Exercise aim: Report only the number of lines holding "Prejudice".
## Start Data supplied
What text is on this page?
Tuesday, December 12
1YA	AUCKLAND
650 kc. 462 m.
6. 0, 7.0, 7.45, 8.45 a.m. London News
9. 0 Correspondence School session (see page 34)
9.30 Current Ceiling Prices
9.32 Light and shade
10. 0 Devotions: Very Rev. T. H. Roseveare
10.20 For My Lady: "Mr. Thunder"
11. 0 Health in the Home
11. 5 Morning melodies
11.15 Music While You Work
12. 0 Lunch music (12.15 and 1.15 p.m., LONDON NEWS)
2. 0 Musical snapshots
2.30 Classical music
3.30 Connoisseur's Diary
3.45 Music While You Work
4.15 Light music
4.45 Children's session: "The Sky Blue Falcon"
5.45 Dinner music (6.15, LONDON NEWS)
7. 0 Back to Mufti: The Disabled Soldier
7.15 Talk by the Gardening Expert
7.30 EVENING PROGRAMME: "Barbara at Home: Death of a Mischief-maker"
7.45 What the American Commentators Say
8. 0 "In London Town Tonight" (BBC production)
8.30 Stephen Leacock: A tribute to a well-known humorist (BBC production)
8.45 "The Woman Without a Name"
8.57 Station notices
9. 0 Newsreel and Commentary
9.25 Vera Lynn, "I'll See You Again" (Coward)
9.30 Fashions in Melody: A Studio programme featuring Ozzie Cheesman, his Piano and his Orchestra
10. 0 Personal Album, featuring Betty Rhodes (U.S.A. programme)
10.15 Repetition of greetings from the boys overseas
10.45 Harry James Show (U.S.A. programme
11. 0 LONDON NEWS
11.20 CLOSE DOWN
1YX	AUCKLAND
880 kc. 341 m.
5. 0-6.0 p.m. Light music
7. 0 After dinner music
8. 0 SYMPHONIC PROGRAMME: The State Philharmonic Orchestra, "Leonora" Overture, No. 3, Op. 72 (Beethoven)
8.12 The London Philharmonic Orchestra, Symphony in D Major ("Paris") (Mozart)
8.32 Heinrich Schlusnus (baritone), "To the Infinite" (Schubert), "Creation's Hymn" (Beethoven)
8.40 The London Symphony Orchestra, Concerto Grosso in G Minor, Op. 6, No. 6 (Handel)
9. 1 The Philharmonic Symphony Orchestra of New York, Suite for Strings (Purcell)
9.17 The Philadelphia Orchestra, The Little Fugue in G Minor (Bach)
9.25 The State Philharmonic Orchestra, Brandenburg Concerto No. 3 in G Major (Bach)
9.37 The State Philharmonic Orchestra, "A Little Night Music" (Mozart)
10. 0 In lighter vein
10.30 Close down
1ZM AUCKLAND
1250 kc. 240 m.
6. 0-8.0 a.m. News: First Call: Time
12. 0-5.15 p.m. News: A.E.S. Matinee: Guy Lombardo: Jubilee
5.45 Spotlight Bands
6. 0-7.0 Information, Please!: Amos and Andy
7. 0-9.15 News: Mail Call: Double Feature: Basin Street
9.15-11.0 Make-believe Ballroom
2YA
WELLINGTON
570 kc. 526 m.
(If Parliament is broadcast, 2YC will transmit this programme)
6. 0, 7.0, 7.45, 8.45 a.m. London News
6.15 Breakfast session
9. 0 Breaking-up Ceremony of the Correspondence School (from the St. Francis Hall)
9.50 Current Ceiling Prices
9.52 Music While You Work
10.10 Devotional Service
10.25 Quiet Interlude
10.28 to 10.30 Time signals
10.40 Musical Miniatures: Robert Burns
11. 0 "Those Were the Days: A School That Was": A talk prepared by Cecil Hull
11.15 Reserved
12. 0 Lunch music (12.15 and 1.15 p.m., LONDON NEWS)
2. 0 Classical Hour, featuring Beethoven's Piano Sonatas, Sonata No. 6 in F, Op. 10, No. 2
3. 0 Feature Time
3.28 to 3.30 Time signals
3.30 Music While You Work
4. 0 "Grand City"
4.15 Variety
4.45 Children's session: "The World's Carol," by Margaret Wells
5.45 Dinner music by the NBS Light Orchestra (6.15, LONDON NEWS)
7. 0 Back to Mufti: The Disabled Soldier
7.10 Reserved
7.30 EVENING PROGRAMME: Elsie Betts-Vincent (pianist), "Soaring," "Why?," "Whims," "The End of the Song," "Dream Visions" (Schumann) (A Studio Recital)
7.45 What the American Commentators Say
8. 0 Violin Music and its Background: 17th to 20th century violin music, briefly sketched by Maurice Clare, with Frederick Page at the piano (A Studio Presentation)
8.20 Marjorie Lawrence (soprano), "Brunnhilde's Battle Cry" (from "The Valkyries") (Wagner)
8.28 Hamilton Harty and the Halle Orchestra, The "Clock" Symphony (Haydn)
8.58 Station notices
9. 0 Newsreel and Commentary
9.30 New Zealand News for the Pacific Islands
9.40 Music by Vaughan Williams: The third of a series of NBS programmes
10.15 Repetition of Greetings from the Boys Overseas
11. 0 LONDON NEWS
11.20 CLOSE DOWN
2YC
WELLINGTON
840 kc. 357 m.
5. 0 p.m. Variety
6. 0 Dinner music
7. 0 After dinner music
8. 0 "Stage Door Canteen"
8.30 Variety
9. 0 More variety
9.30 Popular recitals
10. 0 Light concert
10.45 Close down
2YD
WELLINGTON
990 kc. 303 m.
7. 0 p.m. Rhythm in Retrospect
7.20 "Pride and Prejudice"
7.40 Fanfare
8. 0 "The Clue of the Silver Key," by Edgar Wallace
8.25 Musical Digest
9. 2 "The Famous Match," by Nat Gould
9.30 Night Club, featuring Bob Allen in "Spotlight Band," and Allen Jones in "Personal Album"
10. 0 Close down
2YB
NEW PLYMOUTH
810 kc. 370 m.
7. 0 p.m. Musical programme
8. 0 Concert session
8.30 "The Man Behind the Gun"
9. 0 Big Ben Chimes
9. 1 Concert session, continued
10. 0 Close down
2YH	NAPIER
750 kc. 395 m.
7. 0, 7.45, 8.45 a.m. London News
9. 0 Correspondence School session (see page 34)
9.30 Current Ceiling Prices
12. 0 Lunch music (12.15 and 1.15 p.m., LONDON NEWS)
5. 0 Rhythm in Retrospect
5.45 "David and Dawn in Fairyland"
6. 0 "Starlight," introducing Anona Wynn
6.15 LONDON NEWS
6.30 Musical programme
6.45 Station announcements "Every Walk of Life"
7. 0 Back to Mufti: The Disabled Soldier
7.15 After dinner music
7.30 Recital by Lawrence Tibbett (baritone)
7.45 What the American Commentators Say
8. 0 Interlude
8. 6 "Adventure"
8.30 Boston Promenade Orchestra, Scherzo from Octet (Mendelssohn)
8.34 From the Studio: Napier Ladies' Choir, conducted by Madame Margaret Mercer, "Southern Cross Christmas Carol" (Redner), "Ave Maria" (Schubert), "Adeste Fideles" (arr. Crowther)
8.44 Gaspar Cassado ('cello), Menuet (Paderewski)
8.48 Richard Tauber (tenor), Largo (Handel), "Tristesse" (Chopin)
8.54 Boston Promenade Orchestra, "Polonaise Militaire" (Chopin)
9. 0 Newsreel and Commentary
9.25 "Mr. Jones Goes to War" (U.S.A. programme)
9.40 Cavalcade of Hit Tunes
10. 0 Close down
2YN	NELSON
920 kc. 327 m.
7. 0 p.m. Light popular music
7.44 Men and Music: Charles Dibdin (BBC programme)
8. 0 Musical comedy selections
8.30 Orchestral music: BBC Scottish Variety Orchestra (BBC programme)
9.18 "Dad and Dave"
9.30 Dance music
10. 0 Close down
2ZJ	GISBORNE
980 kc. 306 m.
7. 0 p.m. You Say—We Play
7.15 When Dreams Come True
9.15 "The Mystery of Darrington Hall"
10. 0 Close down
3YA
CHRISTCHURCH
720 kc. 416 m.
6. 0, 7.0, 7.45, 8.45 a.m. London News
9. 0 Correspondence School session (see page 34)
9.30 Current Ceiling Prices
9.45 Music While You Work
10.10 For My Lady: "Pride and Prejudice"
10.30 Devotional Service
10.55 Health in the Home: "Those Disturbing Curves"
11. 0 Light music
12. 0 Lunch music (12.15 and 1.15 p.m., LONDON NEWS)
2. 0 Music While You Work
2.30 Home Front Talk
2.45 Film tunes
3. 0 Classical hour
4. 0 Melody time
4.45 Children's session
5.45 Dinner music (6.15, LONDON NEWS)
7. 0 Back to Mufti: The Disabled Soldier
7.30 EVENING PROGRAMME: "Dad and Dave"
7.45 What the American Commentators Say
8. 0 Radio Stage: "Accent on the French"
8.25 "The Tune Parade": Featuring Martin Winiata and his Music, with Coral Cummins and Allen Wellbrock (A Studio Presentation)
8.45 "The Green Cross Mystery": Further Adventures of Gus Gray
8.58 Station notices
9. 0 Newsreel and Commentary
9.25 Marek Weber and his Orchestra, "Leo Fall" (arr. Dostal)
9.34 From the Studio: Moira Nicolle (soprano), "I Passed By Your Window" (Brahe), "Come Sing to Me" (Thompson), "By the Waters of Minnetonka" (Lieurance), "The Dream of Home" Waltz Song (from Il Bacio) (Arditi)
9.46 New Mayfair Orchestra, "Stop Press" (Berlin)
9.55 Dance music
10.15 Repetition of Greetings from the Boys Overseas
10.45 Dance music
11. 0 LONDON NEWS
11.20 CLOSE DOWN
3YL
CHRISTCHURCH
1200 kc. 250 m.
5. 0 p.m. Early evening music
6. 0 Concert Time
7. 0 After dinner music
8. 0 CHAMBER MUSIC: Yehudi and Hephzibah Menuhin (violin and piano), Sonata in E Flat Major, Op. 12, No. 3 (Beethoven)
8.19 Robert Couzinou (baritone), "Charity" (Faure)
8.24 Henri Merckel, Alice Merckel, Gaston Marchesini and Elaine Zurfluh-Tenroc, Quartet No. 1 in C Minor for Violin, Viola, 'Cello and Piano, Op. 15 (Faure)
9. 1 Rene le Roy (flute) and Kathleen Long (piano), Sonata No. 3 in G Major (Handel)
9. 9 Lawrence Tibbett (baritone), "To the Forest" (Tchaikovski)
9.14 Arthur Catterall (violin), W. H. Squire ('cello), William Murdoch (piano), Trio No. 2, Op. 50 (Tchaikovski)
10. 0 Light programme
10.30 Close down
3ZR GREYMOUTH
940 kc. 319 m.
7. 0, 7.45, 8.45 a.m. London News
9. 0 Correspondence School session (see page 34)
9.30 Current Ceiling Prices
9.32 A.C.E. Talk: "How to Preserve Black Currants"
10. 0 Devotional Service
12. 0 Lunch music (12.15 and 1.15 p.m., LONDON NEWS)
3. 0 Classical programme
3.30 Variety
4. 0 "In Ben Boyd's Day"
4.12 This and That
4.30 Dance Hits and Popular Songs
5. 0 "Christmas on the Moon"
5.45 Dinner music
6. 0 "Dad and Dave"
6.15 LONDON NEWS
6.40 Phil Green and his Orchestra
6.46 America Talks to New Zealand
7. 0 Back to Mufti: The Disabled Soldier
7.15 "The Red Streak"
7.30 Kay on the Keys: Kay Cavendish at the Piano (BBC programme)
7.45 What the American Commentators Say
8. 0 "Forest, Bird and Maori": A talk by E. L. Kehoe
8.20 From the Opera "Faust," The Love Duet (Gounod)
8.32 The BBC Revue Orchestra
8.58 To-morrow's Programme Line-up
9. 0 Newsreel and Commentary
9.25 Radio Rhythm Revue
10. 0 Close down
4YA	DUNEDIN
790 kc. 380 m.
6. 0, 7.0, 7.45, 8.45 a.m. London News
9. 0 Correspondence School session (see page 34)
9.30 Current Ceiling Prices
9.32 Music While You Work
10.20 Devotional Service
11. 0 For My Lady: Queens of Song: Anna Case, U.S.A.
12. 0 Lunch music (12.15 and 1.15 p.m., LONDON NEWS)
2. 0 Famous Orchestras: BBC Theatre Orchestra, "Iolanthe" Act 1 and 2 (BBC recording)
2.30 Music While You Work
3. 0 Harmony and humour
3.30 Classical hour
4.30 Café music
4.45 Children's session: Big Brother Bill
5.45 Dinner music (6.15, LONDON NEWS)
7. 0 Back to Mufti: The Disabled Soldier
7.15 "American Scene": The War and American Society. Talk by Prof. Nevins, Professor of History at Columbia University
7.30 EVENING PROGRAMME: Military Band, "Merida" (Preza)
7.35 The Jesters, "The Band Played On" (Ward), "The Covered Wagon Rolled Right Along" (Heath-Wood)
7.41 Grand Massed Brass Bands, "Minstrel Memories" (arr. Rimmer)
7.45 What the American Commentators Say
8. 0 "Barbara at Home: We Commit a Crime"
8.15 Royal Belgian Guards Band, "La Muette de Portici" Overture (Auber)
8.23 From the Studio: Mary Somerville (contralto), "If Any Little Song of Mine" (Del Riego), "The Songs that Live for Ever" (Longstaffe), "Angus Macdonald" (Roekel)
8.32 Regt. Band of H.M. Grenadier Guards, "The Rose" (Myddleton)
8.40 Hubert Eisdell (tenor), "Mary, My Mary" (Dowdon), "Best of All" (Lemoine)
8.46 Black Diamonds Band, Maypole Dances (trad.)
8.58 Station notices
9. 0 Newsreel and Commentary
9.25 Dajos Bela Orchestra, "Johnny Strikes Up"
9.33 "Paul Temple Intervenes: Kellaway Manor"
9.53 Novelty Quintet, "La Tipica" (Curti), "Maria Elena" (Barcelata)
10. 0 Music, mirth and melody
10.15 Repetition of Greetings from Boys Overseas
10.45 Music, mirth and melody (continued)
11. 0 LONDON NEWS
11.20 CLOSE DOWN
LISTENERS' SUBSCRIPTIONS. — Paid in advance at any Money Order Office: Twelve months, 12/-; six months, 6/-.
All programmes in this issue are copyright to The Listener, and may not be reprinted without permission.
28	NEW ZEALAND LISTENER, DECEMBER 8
## End Data supplied
Task result: 2